WHAT YOU ARE ASKED TO DO: Extract all of the entries and give them again, word for word.

━━━

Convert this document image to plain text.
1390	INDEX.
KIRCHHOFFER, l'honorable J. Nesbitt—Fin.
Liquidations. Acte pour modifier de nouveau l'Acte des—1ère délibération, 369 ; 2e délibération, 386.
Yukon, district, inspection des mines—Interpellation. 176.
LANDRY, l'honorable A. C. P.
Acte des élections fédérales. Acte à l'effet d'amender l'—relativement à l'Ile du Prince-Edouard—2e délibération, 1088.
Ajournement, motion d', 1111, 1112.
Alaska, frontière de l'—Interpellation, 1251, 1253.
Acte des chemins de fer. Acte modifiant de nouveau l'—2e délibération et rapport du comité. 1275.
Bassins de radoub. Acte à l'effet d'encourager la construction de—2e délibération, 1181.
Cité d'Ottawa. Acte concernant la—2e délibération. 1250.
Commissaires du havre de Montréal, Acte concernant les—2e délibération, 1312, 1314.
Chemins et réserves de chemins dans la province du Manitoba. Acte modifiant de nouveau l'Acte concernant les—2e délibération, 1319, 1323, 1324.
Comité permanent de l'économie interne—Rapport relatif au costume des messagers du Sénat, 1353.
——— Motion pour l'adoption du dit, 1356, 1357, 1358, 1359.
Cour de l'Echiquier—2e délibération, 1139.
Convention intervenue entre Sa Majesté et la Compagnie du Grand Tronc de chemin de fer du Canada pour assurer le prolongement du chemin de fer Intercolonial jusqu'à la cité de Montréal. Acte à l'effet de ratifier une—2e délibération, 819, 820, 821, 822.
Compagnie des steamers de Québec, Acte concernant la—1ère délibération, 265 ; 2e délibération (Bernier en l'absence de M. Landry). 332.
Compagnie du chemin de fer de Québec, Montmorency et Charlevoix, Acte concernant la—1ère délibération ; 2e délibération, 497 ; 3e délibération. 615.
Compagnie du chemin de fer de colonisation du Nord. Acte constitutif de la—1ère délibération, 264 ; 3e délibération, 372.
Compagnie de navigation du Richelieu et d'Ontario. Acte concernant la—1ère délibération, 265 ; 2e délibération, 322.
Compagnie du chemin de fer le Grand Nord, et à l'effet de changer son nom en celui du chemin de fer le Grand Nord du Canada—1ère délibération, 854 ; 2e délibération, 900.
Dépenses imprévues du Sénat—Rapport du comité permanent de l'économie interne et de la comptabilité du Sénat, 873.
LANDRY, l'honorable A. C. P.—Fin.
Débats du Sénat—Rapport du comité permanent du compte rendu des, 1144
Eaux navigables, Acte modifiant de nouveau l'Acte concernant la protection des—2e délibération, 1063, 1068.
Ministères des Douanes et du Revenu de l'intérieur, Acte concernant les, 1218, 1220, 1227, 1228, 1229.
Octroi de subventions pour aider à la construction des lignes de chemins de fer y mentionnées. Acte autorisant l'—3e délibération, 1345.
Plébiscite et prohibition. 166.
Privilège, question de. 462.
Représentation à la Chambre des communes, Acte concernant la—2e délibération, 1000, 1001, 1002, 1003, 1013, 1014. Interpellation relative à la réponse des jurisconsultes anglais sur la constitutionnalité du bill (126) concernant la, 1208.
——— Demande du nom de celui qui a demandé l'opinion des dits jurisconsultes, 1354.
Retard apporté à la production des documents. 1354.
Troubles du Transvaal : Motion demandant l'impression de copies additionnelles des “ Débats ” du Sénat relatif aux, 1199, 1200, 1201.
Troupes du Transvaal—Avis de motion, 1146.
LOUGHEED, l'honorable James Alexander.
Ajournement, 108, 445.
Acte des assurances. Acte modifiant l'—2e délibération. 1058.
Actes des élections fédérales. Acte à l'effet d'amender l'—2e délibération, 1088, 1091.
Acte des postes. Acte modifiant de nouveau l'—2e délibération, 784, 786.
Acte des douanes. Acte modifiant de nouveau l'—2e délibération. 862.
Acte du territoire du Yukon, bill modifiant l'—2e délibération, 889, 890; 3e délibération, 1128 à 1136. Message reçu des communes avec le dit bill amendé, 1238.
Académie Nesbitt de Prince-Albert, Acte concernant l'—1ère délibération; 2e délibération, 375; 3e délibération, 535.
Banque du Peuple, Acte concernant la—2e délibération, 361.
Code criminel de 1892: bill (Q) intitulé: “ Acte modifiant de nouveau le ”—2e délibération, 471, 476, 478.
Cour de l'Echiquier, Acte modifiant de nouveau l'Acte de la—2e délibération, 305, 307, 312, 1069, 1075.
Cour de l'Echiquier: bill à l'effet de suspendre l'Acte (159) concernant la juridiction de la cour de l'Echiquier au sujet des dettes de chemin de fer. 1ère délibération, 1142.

━━━

FULL OUTPUT:
Convert this document image to plain text.
1390	INDEX.
KIRCHHOFFER, l'honorable J. Nesbitt—Fin.
Liquidations. Acte pour modifier de nouveau l'Acte des—1ère délibération, 369 ; 2e délibération, 386.
Yukon, district, inspection des mines—Interpellation. 176.
LANDRY, l'honorable A. C. P.
Acte des élections fédérales. Acte à l'effet d'amender l'—relativement à l'Ile du Prince-Edouard—2e délibération, 1088.
Ajournement, motion d', 1111, 1112.
Alaska, frontière de l'—Interpellation, 1251, 1253.
Acte des chemins de fer. Acte modifiant de nouveau l'—2e délibération et rapport du comité. 1275.
Bassins de radoub. Acte à l'effet d'encourager la construction de—2e délibération, 1181.
Cité d'Ottawa. Acte concernant la—2e délibération. 1250.
Commissaires du havre de Montréal, Acte concernant les—2e délibération, 1312, 1314.
Chemins et réserves de chemins dans la province du Manitoba. Acte modifiant de nouveau l'Acte concernant les—2e délibération, 1319, 1323, 1324.
Comité permanent de l'économie interne—Rapport relatif au costume des messagers du Sénat, 1353.
——— Motion pour l'adoption du dit, 1356, 1357, 1358, 1359.
Cour de l'Echiquier—2e délibération, 1139.
Convention intervenue entre Sa Majesté et la Compagnie du Grand Tronc de chemin de fer du Canada pour assurer le prolongement du chemin de fer Intercolonial jusqu'à la cité de Montréal. Acte à l'effet de ratifier une—2e délibération, 819, 820, 821, 822.
Compagnie des steamers de Québec, Acte concernant la—1ère délibération, 265 ; 2e délibération (Bernier en l'absence de M. Landry). 332.
Compagnie du chemin de fer de Québec, Montmorency et Charlevoix, Acte concernant la—1ère délibération ; 2e délibération, 497 ; 3e délibération. 615.
Compagnie du chemin de fer de colonisation du Nord. Acte constitutif de la—1ère délibération, 264 ; 3e délibération, 372.
Compagnie de navigation du Richelieu et d'Ontario. Acte concernant la—1ère délibération, 265 ; 2e délibération, 322.
Compagnie du chemin de fer le Grand Nord, et à l'effet de changer son nom en celui du chemin de fer le Grand Nord du Canada—1ère délibération, 854 ; 2e délibération, 900.
Dépenses imprévues du Sénat—Rapport du comité permanent de l'économie interne et de la comptabilité du Sénat, 873.
LANDRY, l'honorable A. C. P.—Fin.
Débats du Sénat—Rapport du comité permanent du compte rendu des, 1144
Eaux navigables, Acte modifiant de nouveau l'Acte concernant la protection des—2e délibération, 1063, 1068.
Ministères des Douanes et du Revenu de l'intérieur, Acte concernant les, 1218, 1220, 1227, 1228, 1229.
Octroi de subventions pour aider à la construction des lignes de chemins de fer y mentionnées. Acte autorisant l'—3e délibération, 1345.
Plébiscite et prohibition. 166.
Privilège, question de. 462.
Représentation à la Chambre des communes, Acte concernant la—2e délibération, 1000, 1001, 1002, 1003, 1013, 1014. Interpellation relative à la réponse des jurisconsultes anglais sur la constitutionnalité du bill (126) concernant la, 1208.
——— Demande du nom de celui qui a demandé l'opinion des dits jurisconsultes, 1354.
Retard apporté à la production des documents. 1354.
Troubles du Transvaal : Motion demandant l'impression de copies additionnelles des “ Débats ” du Sénat relatif aux, 1199, 1200, 1201.
Troupes du Transvaal—Avis de motion, 1146.
LOUGHEED, l'honorable James Alexander.
Ajournement, 108, 445.
Acte des assurances. Acte modifiant l'—2e délibération. 1058.
Actes des élections fédérales. Acte à l'effet d'amender l'—2e délibération, 1088, 1091.
Acte des postes. Acte modifiant de nouveau l'—2e délibération, 784, 786.
Acte des douanes. Acte modifiant de nouveau l'—2e délibération. 862.
Acte du territoire du Yukon, bill modifiant l'—2e délibération, 889, 890; 3e délibération, 1128 à 1136. Message reçu des communes avec le dit bill amendé, 1238.
Académie Nesbitt de Prince-Albert, Acte concernant l'—1ère délibération; 2e délibération, 375; 3e délibération, 535.
Banque du Peuple, Acte concernant la—2e délibération, 361.
Code criminel de 1892: bill (Q) intitulé: “ Acte modifiant de nouveau le ”—2e délibération, 471, 476, 478.
Cour de l'Echiquier, Acte modifiant de nouveau l'Acte de la—2e délibération, 305, 307, 312, 1069, 1075.
Cour de l'Echiquier: bill à l'effet de suspendre l'Acte (159) concernant la juridiction de la cour de l'Echiquier au sujet des dettes de chemin de fer. 1ère délibération, 1142.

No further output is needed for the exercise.